§ Input material:
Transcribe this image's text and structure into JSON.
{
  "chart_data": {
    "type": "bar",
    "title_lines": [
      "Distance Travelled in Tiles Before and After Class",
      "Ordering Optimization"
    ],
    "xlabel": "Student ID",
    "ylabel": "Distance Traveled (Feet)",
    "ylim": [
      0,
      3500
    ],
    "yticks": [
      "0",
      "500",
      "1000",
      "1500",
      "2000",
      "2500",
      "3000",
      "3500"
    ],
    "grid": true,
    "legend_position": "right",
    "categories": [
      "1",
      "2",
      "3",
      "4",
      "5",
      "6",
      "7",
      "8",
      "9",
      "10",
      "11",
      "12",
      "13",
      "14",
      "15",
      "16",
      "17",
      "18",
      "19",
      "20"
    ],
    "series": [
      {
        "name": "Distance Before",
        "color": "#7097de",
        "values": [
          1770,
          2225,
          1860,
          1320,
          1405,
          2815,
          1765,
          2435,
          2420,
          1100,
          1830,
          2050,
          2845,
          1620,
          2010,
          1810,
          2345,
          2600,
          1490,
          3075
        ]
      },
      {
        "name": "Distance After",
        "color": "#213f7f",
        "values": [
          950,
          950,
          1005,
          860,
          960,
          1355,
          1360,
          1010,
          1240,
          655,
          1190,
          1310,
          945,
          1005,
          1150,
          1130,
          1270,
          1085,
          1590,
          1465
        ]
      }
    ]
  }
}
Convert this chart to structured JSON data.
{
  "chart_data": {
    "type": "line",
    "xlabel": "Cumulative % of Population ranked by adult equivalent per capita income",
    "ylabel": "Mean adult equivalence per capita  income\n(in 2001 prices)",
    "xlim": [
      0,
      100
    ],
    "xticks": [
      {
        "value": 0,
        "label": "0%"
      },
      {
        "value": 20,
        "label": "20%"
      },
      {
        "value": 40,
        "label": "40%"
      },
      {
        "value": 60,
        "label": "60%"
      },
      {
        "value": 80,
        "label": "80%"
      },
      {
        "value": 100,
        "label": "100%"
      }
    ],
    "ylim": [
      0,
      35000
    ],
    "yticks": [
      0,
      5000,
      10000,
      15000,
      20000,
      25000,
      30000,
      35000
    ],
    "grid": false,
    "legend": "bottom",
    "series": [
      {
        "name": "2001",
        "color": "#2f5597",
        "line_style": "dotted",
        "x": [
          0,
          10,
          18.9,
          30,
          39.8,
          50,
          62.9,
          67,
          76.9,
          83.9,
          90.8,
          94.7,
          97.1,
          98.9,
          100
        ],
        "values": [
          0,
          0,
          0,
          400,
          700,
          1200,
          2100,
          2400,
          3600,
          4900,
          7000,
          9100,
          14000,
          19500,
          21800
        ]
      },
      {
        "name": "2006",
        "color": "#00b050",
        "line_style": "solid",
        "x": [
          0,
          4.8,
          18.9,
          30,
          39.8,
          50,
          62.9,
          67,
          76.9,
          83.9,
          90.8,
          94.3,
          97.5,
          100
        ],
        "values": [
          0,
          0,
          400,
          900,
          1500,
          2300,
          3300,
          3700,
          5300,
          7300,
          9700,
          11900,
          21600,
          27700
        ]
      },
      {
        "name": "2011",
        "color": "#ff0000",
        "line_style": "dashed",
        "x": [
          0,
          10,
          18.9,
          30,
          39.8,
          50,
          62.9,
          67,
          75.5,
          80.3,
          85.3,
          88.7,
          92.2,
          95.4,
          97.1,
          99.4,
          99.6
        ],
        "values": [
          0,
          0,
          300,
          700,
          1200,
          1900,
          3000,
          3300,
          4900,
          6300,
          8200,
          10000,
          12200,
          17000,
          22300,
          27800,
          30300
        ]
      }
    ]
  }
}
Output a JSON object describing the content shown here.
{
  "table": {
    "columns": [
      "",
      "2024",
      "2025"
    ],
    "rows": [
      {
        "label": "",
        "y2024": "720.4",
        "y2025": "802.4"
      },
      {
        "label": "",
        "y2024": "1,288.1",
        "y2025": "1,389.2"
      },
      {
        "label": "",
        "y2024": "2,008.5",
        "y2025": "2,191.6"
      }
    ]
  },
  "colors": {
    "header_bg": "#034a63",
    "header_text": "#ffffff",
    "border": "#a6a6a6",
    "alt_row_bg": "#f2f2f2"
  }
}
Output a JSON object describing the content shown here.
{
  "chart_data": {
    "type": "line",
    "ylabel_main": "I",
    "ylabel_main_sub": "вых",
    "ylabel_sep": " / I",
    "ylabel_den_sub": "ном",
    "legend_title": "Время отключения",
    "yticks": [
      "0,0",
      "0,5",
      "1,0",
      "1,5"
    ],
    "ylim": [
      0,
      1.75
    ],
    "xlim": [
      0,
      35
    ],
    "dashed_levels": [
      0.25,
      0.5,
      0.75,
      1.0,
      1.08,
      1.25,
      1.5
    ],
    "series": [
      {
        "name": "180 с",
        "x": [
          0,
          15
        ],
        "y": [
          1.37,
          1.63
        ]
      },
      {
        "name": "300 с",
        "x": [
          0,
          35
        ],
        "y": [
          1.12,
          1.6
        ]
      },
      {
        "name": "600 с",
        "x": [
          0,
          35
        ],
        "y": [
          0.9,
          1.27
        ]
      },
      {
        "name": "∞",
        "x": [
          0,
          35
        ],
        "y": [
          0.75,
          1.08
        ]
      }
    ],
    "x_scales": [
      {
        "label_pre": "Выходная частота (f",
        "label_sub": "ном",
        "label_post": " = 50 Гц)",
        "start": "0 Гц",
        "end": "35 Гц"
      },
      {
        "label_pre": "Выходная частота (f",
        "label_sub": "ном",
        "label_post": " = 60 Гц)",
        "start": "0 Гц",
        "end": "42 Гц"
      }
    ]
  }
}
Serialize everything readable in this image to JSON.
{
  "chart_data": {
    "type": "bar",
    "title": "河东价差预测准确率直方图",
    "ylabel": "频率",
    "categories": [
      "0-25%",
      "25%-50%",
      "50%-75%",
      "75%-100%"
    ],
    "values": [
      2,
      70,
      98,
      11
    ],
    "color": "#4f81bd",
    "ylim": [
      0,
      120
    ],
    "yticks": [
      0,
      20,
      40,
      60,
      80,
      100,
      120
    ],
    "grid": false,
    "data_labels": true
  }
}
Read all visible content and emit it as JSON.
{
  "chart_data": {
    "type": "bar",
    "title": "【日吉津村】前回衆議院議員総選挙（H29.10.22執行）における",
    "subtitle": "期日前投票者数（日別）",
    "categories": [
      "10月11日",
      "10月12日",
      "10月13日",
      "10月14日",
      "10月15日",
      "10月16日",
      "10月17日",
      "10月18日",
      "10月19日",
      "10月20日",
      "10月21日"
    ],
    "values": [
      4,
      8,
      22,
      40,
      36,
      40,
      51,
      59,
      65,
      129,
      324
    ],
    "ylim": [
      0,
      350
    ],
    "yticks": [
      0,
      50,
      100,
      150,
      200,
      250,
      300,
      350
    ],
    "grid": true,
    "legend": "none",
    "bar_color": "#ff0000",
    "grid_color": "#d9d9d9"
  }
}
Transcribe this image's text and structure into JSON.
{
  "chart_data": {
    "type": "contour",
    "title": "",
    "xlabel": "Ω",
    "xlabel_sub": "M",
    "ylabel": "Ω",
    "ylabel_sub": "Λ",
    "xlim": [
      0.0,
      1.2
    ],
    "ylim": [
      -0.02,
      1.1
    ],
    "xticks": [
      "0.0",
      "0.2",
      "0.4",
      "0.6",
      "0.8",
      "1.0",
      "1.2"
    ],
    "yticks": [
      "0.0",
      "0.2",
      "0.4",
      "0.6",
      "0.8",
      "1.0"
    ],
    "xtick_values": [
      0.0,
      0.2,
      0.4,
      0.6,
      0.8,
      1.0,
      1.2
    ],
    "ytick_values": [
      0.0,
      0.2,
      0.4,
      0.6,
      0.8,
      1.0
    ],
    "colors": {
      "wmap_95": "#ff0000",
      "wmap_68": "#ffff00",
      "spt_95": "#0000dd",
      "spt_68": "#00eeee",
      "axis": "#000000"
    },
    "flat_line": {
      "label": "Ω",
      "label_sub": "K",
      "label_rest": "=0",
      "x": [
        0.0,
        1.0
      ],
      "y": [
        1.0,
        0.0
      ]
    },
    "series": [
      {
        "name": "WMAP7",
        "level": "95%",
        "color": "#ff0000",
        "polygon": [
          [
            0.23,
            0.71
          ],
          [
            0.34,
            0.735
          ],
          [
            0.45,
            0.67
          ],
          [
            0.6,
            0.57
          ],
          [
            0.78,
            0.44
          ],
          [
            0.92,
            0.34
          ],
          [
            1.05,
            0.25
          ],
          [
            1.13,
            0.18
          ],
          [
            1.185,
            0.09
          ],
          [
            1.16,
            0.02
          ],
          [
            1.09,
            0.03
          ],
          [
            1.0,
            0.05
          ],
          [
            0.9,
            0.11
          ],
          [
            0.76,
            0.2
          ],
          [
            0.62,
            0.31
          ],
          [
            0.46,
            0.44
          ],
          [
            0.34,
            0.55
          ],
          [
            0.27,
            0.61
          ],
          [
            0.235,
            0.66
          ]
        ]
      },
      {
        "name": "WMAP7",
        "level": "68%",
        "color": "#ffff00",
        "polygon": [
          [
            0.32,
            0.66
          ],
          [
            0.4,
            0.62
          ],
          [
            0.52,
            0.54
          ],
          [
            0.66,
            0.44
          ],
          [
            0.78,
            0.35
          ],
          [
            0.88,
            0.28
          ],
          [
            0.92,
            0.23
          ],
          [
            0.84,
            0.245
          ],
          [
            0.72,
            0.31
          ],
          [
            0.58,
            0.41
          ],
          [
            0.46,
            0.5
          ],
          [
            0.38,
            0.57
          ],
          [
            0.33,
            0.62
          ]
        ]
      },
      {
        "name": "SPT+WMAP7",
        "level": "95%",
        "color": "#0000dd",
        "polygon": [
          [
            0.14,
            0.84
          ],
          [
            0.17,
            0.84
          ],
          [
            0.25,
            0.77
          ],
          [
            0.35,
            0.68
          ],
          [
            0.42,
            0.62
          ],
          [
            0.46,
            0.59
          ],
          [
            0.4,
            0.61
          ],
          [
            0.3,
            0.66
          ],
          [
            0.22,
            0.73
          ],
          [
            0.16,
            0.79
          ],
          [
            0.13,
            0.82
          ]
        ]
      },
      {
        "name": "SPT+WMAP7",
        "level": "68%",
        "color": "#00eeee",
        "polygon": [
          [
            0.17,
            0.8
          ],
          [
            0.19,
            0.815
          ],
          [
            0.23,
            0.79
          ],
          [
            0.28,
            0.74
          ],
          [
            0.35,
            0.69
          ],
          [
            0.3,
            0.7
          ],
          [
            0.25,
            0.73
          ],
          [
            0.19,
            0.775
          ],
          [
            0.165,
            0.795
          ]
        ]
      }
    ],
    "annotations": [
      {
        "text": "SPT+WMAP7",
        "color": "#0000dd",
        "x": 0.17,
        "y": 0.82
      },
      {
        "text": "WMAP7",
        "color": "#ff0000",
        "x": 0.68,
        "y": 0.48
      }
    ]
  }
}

§ Task objective: Examine the entries and report how many of their lines contain the string "capita", giving no more than the number.

§ Task answer: 2